_EXERCISE:_ Track down every line below that holds "Namun" and copy it.

— Start of DATASET ROWS —

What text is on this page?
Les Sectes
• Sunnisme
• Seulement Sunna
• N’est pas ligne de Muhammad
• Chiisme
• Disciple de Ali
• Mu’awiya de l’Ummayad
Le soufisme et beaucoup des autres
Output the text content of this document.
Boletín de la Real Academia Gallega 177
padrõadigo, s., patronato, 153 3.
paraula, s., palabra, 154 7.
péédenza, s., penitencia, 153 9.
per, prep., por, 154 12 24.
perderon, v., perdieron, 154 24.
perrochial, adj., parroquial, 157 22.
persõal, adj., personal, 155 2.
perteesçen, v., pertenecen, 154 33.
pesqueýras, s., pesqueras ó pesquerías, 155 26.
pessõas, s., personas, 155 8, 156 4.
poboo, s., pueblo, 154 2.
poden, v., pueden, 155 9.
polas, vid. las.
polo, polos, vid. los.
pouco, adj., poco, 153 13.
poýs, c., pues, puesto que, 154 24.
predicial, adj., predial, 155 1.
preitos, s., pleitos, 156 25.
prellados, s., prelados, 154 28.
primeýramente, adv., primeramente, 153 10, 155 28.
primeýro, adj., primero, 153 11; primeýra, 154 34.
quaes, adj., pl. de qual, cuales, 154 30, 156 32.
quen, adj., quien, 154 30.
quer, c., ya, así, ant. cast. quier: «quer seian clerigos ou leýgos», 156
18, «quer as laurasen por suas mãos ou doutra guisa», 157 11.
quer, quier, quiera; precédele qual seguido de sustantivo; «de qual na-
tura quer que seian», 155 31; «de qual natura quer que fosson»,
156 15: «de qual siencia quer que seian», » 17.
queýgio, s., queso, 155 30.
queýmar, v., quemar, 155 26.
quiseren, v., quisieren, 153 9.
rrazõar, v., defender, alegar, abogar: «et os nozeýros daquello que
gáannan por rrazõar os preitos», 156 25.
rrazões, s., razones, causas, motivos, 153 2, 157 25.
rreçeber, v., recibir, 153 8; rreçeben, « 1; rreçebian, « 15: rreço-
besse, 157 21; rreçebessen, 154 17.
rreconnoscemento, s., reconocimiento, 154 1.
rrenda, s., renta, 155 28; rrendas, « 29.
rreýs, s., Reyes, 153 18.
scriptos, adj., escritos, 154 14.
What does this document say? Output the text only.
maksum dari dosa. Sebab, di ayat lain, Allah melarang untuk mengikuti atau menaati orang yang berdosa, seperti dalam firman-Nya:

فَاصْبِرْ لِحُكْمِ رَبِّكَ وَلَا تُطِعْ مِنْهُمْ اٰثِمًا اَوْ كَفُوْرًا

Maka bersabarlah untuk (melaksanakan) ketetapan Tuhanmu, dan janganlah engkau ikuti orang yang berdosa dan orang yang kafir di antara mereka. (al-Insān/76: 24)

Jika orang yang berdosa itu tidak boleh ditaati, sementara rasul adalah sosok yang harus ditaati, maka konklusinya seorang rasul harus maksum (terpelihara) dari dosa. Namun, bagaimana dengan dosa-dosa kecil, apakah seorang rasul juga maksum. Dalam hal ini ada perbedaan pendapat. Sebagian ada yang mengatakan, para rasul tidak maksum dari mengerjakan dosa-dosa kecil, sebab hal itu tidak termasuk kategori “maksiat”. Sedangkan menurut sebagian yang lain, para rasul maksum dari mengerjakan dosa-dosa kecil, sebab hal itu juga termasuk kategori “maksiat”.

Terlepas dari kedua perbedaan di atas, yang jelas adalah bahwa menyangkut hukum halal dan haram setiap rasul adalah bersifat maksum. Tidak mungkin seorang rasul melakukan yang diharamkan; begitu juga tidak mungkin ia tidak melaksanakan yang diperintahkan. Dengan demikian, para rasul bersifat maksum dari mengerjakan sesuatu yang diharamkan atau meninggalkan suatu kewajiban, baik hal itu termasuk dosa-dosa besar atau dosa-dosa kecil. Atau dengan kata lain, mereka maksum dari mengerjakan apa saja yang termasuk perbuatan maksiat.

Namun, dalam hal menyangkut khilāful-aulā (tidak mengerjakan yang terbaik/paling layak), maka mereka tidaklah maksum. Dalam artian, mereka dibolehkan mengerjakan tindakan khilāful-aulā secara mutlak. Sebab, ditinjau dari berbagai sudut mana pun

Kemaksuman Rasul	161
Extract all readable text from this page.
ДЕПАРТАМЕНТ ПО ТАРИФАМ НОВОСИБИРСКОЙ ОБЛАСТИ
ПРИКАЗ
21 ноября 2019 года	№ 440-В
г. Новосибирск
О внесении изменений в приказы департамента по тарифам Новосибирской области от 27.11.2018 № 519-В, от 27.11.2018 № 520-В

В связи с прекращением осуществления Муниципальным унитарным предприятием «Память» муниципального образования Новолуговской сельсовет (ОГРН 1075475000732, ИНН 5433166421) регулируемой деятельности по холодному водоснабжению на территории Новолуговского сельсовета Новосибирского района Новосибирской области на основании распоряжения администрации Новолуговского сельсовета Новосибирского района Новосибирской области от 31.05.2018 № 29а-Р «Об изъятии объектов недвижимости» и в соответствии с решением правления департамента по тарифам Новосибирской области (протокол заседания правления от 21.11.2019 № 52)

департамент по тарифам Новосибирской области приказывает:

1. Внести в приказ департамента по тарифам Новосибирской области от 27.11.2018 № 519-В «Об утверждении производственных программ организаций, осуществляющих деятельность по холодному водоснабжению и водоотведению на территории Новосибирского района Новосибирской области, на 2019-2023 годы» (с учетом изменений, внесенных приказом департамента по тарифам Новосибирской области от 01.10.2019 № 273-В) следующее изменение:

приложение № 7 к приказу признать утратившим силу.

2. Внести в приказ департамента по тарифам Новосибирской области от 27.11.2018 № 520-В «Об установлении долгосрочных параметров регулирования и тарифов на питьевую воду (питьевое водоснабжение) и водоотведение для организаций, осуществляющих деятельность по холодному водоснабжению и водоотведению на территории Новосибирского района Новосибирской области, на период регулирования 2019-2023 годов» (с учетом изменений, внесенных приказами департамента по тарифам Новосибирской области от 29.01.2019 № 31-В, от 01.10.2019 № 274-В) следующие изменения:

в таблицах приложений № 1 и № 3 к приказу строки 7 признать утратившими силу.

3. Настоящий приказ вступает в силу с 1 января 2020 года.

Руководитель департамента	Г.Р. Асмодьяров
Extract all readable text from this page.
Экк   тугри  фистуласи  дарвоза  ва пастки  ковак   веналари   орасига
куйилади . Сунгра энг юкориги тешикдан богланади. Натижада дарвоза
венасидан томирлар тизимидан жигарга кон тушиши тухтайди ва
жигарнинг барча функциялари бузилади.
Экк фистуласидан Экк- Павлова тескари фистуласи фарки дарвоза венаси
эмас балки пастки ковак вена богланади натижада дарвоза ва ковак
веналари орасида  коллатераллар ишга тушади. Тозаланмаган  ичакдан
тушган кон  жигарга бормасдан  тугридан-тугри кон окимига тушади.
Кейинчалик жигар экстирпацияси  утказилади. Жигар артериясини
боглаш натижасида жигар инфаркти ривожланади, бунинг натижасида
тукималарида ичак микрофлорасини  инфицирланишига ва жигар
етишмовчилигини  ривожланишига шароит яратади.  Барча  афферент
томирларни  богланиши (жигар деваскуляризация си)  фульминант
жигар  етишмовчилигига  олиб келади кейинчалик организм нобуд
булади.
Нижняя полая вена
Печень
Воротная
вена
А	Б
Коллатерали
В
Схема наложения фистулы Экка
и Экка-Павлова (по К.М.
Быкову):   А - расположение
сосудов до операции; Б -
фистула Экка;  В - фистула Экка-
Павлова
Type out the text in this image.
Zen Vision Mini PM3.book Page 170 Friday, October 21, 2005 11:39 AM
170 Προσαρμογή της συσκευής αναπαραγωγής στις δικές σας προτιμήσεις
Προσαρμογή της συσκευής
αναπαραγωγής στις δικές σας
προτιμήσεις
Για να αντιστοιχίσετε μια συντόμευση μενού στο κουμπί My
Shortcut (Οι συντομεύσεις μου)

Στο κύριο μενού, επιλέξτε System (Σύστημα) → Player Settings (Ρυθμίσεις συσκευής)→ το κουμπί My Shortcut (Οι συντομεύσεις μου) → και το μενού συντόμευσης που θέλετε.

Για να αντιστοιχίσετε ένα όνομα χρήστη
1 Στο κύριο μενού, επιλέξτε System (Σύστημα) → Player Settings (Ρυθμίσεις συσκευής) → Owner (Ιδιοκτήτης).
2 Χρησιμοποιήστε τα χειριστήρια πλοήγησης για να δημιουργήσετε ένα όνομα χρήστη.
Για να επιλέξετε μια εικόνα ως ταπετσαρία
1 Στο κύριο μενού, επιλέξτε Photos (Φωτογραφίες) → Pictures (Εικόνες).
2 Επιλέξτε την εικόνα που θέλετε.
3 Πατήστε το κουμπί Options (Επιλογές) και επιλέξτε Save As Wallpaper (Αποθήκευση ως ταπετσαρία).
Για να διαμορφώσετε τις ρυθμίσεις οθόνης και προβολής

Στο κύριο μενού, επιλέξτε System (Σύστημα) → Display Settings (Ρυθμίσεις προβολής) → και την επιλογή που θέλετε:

— End of DATASET ROWS —

_RESULT BELOW:_
Jika orang yang berdosa itu tidak boleh ditaati, sementara rasul adalah sosok yang harus ditaati, maka konklusinya seorang rasul harus maksum (terpelihara) dari dosa. Namun, bagaimana dengan dosa-dosa kecil, apakah seorang rasul juga maksum. Dalam hal ini ada perbedaan pendapat. Sebagian ada yang mengatakan, para rasul tidak maksum dari mengerjakan dosa-dosa kecil, sebab hal itu tidak termasuk kategori “maksiat”. Sedangkan menurut sebagian yang lain, para rasul maksum dari mengerjakan dosa-dosa kecil, sebab hal itu juga termasuk kategori “maksiat”.
Namun, dalam hal menyangkut khilāful-aulā (tidak mengerjakan yang terbaik/paling layak), maka mereka tidaklah maksum. Dalam artian, mereka dibolehkan mengerjakan tindakan khilāful-aulā secara mutlak. Sebab, ditinjau dari berbagai sudut mana pun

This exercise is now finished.